─── Provided information
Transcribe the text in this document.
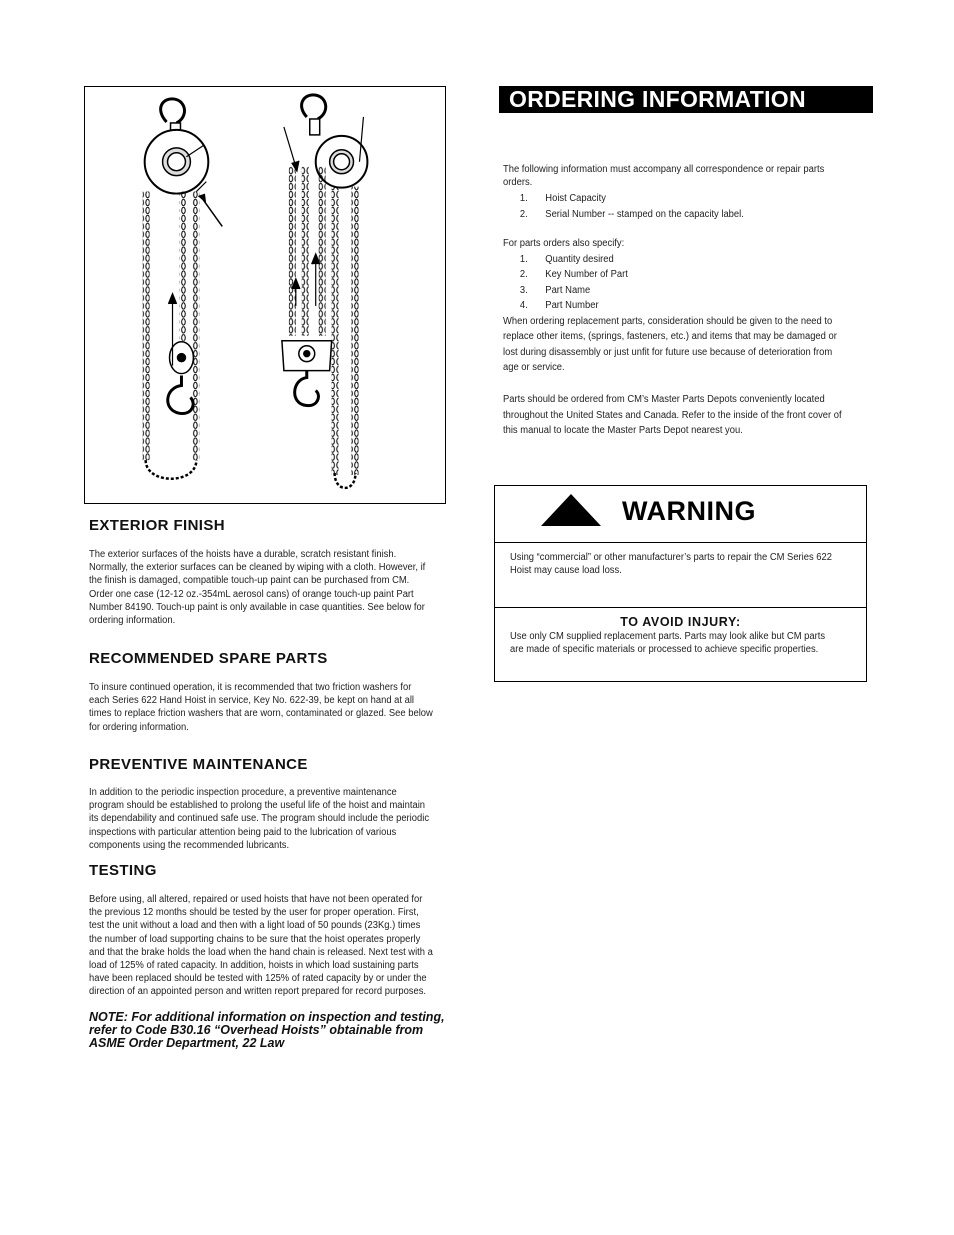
EXTERIOR FINISH

The exterior surfaces of the hoists have a durable, scratch resistant finish. Normally, the exterior surfaces can be cleaned by wiping with a cloth. However, if the finish is damaged, compatible touch-up paint can be purchased from CM. Order one case (12-12 oz.-354mL aerosol cans) of orange touch-up paint Part Number 84190. Touch-up paint is only available in case quantities. See below for ordering information.

RECOMMENDED SPARE PARTS

To insure continued operation, it is recommended that two friction washers for each Series 622 Hand Hoist in service, Key No. 622-39, be kept on hand at all times to replace friction washers that are worn, contaminated or glazed. See below for ordering information.

PREVENTIVE MAINTENANCE

In addition to the periodic inspection procedure, a preventive maintenance program should be established to prolong the useful life of the hoist and maintain its dependability and continued safe use. The program should include the periodic inspections with particular attention being paid to the lubrication of various components using the recommended lubricants.

TESTING

Before using, all altered, repaired or used hoists that have not been operated for the previous 12 months should be tested by the user for proper operation. First, test the unit without a load and then with a light load of 50 pounds (23Kg.) times the number of load supporting chains to be sure that the hoist operates properly and that the brake holds the load when the hand chain is released. Next test with a load of 125% of rated capacity. In addition, hoists in which load sustaining parts have been replaced should be tested with 125% of rated capacity by or under the direction of an appointed person and written report prepared for record purposes.

NOTE: For additional information on inspection and testing, refer to Code B30.16 “Overhead Hoists” obtainable from ASME Order Department, 22 Law

ORDERING INFORMATION

The following information must accompany all correspondence or repair parts orders.

1. Hoist Capacity
2. Serial Number -- stamped on the capacity label.

For parts orders also specify:

1. Quantity desired
2. Key Number of Part
3. Part Name
4. Part Number

When ordering replacement parts, consideration should be given to the need to replace other items, (springs, fasteners, etc.) and items that may be damaged or lost during disassembly or just unfit for future use because of deterioration from age or service.

Parts should be ordered from CM’s Master Parts Depots conveniently located throughout the United States and Canada. Refer to the inside of the front cover of this manual to locate the Master Parts Depot nearest you.

WARNING

Using “commercial” or other manufacturer’s parts to repair the CM Series 622 Hoist may cause load loss.

TO AVOID INJURY:

Use only CM supplied replacement parts. Parts may look alike but CM parts are made of specific materials or processed to achieve specific properties.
──────
> **Exercise instructions**:
Return every line of the records exactly as given, pictures excluded.

> **Result for this exercise**:
Transcribe the text in this document.
EXTERIOR FINISH

The exterior surfaces of the hoists have a durable, scratch resistant finish. Normally, the exterior surfaces can be cleaned by wiping with a cloth. However, if the finish is damaged, compatible touch-up paint can be purchased from CM. Order one case (12-12 oz.-354mL aerosol cans) of orange touch-up paint Part Number 84190. Touch-up paint is only available in case quantities. See below for ordering information.

RECOMMENDED SPARE PARTS

To insure continued operation, it is recommended that two friction washers for each Series 622 Hand Hoist in service, Key No. 622-39, be kept on hand at all times to replace friction washers that are worn, contaminated or glazed. See below for ordering information.

PREVENTIVE MAINTENANCE

In addition to the periodic inspection procedure, a preventive maintenance program should be established to prolong the useful life of the hoist and maintain its dependability and continued safe use. The program should include the periodic inspections with particular attention being paid to the lubrication of various components using the recommended lubricants.

TESTING

Before using, all altered, repaired or used hoists that have not been operated for the previous 12 months should be tested by the user for proper operation. First, test the unit without a load and then with a light load of 50 pounds (23Kg.) times the number of load supporting chains to be sure that the hoist operates properly and that the brake holds the load when the hand chain is released. Next test with a load of 125% of rated capacity. In addition, hoists in which load sustaining parts have been replaced should be tested with 125% of rated capacity by or under the direction of an appointed person and written report prepared for record purposes.

NOTE: For additional information on inspection and testing, refer to Code B30.16 “Overhead Hoists” obtainable from ASME Order Department, 22 Law

ORDERING INFORMATION

The following information must accompany all correspondence or repair parts orders.

1. Hoist Capacity
2. Serial Number -- stamped on the capacity label.

For parts orders also specify:

1. Quantity desired
2. Key Number of Part
3. Part Name
4. Part Number

When ordering replacement parts, consideration should be given to the need to replace other items, (springs, fasteners, etc.) and items that may be damaged or lost during disassembly or just unfit for future use because of deterioration from age or service.

Parts should be ordered from CM’s Master Parts Depots conveniently located throughout the United States and Canada. Refer to the inside of the front cover of this manual to locate the Master Parts Depot nearest you.

WARNING

Using “commercial” or other manufacturer’s parts to repair the CM Series 622 Hoist may cause load loss.

TO AVOID INJURY:

Use only CM supplied replacement parts. Parts may look alike but CM parts are made of specific materials or processed to achieve specific properties.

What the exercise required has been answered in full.